Work to do:
Please reproduce everything in the data below from the line containing "security-clause-3: 3. *Środki" down to the line containing "template-label: WZÓR bbox=[3, 7, 55, 26]", both lines included and nothing changed.

Bounding-box annotations:

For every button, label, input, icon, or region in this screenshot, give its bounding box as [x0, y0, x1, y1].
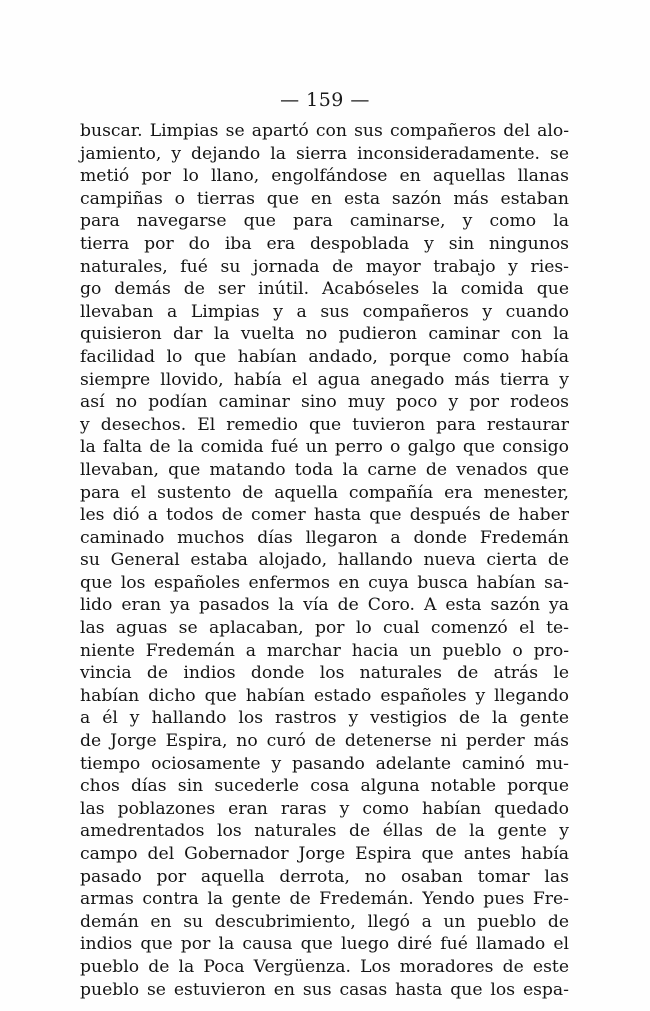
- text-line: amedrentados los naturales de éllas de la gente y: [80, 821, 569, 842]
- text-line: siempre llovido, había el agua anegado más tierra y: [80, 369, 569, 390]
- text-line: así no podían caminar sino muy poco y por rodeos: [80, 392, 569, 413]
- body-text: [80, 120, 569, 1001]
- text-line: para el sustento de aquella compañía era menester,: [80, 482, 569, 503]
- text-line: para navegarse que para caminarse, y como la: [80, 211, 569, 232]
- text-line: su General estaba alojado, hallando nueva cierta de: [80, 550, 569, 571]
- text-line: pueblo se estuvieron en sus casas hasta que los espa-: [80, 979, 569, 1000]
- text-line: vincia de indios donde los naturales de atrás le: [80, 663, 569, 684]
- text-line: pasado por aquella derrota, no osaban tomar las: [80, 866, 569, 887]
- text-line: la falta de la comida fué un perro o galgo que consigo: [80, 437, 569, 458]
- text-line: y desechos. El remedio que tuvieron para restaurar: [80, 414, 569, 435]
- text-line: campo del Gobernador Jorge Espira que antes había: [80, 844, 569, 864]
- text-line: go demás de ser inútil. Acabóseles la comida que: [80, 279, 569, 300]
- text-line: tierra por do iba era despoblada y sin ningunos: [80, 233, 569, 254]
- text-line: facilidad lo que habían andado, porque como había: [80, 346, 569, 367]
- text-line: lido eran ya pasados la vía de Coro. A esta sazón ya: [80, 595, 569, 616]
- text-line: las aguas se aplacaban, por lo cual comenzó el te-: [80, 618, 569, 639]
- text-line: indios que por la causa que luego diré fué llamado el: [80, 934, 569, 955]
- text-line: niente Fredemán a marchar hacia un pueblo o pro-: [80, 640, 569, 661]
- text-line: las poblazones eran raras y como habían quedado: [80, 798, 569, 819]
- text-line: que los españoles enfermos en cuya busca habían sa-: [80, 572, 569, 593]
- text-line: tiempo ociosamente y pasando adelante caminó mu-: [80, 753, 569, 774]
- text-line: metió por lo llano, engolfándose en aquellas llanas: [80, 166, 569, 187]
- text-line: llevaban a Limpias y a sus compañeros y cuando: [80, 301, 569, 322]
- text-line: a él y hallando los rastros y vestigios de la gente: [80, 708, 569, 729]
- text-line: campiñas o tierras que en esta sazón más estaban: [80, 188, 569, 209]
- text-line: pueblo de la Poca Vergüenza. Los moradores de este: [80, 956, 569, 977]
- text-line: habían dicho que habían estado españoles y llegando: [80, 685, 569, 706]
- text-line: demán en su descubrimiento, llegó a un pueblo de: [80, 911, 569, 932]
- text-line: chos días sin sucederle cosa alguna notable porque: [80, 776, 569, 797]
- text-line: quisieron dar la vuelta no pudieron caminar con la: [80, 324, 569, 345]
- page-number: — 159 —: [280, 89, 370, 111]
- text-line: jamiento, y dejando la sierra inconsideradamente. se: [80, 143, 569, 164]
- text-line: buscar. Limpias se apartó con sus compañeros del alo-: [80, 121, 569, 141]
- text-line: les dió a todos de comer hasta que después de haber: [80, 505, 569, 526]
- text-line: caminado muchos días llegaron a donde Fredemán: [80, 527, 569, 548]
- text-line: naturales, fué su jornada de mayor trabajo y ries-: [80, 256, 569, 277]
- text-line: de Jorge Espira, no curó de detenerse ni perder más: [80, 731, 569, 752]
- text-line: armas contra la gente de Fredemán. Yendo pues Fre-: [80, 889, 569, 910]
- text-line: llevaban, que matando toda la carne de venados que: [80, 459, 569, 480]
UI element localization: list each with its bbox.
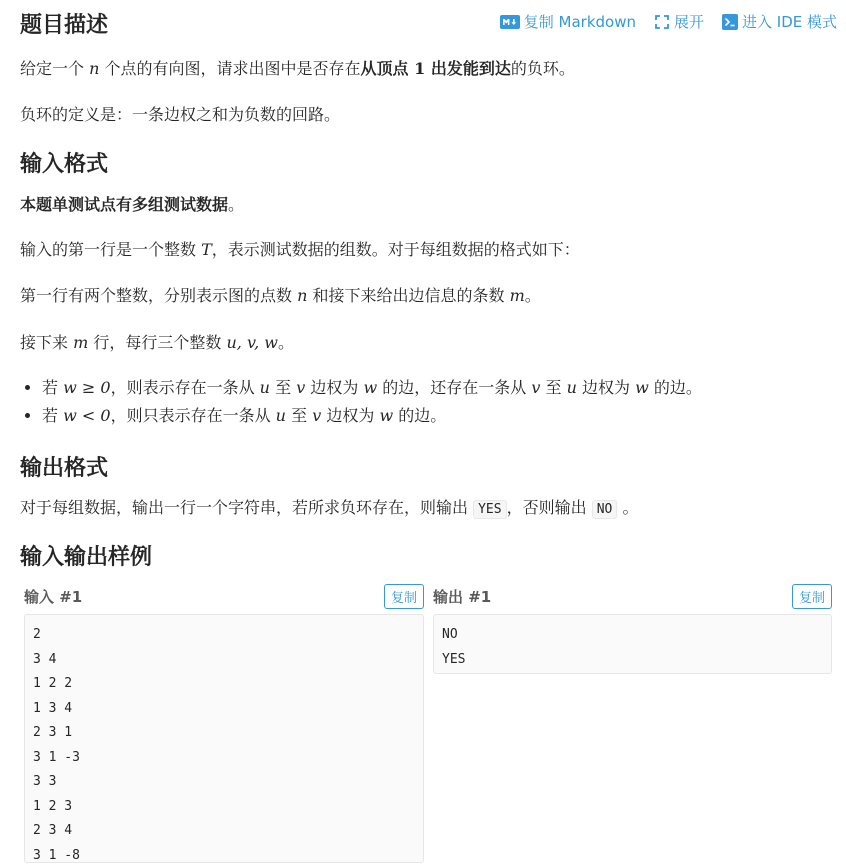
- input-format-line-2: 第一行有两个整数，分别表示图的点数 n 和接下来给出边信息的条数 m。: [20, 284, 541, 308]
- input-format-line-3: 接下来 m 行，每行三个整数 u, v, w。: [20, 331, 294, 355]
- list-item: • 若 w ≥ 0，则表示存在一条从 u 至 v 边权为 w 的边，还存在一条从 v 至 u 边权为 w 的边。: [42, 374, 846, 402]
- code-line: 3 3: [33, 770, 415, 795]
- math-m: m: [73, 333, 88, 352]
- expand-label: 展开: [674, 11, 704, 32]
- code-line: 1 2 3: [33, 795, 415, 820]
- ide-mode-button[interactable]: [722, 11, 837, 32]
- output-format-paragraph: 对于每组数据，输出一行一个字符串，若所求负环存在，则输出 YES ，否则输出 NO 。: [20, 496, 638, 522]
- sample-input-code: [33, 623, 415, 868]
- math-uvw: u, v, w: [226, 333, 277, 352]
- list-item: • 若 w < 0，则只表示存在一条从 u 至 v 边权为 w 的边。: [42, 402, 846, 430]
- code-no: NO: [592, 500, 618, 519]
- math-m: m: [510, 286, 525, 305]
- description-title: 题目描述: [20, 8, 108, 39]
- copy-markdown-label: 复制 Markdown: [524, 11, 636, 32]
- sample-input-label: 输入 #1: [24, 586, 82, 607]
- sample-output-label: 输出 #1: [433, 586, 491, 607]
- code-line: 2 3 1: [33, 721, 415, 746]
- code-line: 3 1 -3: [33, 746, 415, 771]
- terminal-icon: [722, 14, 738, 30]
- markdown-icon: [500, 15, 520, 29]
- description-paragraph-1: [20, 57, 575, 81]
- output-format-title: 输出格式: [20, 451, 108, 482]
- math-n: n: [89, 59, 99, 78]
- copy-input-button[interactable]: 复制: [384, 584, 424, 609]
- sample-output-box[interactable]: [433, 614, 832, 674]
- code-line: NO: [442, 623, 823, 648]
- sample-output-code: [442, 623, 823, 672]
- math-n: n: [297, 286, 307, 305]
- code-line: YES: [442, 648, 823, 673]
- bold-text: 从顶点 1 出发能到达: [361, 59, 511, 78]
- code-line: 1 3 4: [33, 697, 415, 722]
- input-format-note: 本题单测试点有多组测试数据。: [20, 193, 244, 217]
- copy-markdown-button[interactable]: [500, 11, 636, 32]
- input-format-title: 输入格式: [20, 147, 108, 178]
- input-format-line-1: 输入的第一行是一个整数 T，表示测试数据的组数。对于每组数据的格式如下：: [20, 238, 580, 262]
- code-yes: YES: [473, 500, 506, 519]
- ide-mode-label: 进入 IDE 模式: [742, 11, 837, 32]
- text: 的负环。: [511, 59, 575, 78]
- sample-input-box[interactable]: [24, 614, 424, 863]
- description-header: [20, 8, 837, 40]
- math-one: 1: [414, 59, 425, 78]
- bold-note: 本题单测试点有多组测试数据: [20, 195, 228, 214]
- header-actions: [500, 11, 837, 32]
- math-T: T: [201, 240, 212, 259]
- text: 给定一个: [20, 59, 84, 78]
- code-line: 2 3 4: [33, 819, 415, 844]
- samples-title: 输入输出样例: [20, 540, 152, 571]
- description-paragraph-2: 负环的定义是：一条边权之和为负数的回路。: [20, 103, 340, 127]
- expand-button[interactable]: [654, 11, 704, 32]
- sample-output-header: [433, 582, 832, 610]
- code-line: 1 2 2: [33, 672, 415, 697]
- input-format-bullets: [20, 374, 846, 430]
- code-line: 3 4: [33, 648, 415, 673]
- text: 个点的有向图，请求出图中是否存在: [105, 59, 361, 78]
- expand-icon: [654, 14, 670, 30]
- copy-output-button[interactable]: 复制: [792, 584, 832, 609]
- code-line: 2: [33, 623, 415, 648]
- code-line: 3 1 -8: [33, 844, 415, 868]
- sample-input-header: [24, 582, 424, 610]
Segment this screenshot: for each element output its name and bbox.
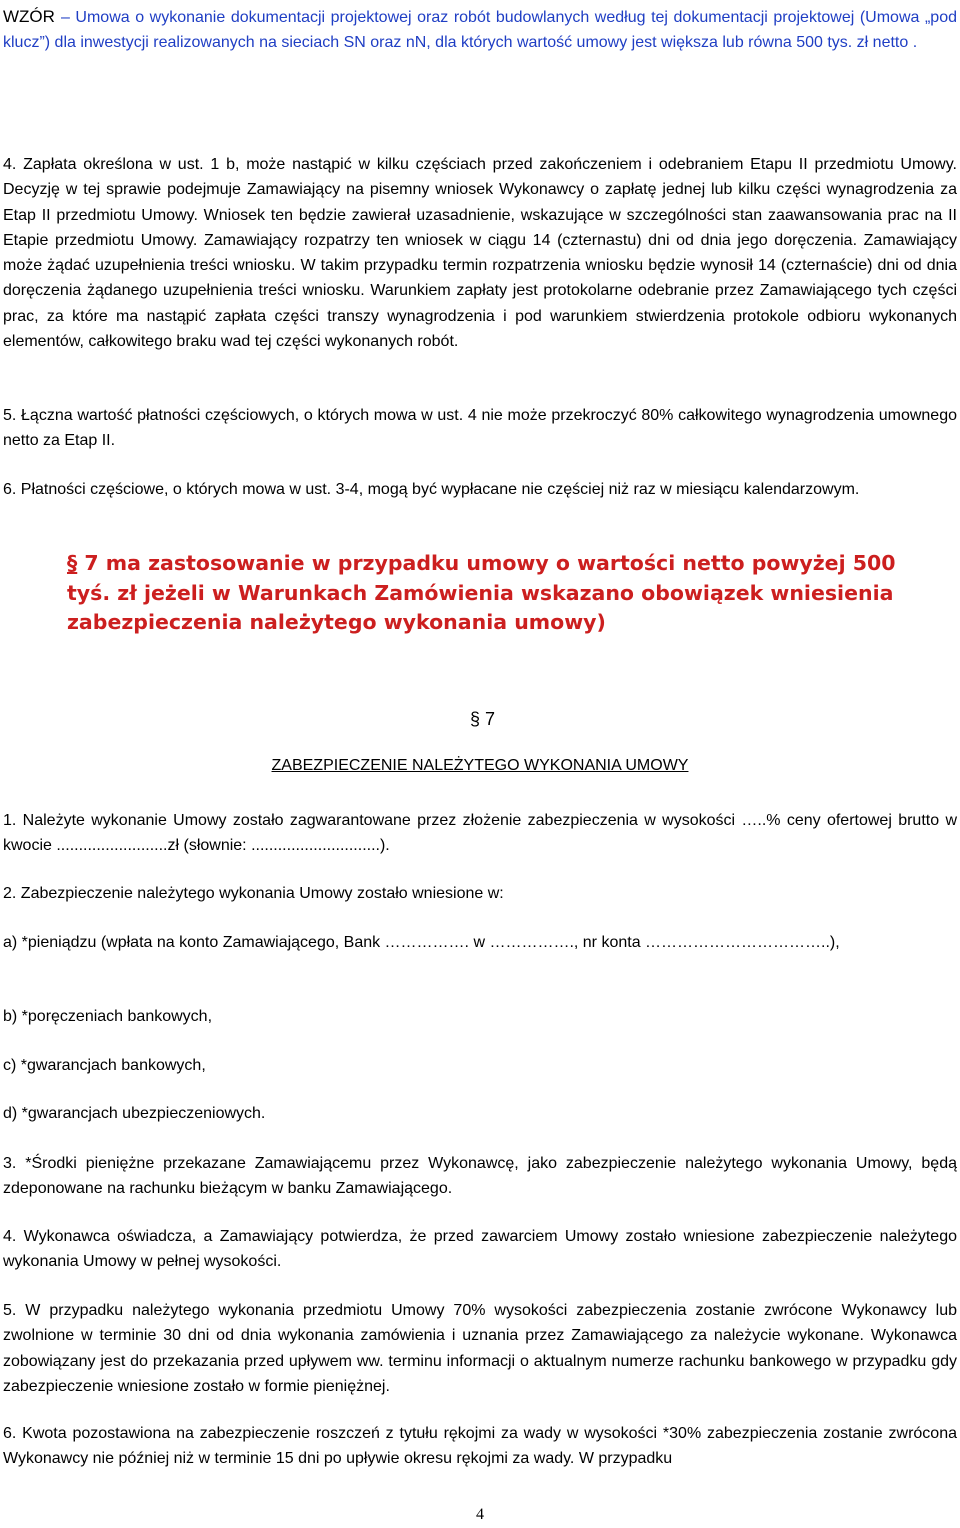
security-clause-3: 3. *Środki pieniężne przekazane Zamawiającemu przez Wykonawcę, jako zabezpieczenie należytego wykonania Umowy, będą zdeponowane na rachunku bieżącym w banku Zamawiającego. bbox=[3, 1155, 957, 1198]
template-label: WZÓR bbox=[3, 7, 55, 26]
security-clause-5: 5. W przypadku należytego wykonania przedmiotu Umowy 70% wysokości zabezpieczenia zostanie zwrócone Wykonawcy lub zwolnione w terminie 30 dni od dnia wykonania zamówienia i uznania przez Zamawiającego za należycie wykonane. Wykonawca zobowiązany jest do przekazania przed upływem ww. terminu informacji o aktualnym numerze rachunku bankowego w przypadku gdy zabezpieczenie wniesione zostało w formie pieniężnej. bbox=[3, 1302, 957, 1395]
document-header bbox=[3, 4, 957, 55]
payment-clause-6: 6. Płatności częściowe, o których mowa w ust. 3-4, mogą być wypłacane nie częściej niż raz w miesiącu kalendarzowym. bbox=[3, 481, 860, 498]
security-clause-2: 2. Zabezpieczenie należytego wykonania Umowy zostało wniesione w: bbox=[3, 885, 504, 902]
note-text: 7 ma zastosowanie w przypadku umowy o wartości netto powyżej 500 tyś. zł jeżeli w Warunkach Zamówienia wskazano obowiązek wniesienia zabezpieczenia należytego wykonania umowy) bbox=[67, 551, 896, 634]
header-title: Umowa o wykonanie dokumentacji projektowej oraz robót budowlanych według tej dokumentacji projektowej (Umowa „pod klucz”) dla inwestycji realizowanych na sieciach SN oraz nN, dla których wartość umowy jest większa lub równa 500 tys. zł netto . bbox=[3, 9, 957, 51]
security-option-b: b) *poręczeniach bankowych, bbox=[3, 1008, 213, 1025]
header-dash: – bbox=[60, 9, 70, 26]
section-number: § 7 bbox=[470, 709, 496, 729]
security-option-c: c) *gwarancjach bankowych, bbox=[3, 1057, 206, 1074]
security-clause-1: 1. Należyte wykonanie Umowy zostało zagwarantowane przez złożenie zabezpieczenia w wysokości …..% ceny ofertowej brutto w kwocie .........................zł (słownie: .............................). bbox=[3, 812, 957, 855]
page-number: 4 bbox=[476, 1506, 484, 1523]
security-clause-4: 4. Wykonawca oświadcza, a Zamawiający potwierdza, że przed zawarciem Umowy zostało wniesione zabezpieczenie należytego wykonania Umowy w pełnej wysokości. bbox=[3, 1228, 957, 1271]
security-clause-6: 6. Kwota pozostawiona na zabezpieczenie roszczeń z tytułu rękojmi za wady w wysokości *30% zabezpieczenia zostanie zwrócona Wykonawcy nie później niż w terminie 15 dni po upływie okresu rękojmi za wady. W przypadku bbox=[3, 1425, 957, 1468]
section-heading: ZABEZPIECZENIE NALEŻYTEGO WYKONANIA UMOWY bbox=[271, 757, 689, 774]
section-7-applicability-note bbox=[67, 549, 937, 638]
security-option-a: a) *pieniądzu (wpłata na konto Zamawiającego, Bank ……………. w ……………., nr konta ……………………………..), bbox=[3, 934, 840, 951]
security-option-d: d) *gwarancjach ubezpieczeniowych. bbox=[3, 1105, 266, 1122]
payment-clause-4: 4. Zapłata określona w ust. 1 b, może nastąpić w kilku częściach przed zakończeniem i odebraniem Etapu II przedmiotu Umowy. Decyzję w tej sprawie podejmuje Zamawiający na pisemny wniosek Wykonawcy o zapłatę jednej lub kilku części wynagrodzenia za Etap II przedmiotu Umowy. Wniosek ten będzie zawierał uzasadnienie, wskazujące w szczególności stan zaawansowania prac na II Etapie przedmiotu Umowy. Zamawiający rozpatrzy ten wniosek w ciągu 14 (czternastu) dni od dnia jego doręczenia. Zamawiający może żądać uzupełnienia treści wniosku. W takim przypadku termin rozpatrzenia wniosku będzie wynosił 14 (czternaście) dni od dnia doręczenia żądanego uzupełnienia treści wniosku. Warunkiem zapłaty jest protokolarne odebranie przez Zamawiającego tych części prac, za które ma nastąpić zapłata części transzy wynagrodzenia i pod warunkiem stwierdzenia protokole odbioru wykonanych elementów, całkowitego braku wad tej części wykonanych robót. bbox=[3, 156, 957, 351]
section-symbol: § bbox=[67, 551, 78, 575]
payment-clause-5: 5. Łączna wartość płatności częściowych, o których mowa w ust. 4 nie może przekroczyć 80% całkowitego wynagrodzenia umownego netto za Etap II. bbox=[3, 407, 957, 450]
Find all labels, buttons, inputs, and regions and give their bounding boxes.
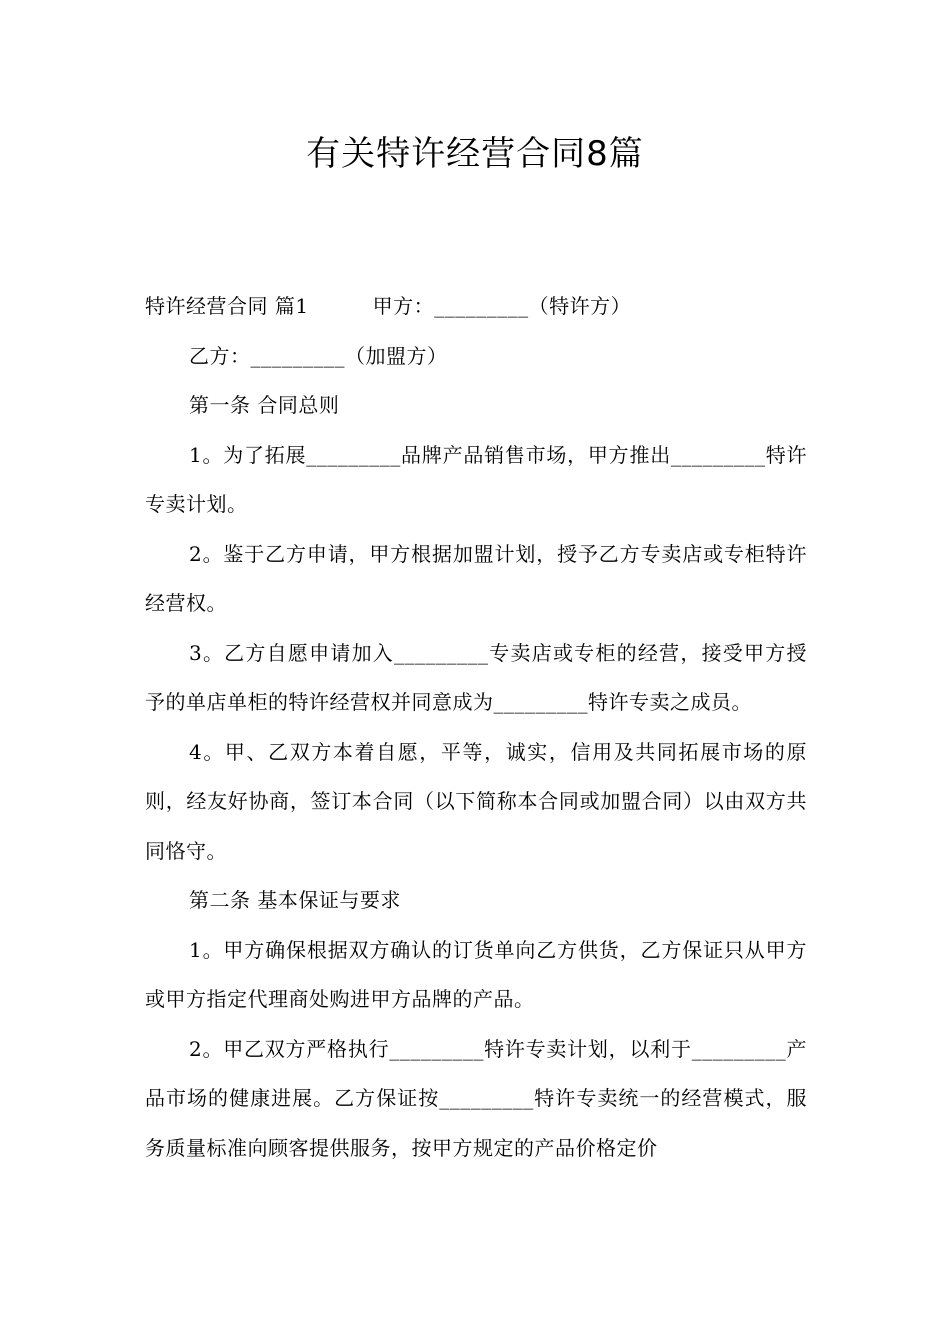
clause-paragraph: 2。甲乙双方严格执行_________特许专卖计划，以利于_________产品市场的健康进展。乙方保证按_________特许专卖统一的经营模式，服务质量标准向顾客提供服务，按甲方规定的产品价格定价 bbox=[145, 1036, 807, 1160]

Task answer:
security-clause-3: 3. *Środki pieniężne przekazane Zamawiającemu przez Wykonawcę, jako zabezpieczenie należytego wykonania Umowy, będą zdeponowane na rachunku bieżącym w banku Zamawiającego. bbox=[3, 1155, 957, 1198]
template-label: WZÓR bbox=[3, 7, 55, 26]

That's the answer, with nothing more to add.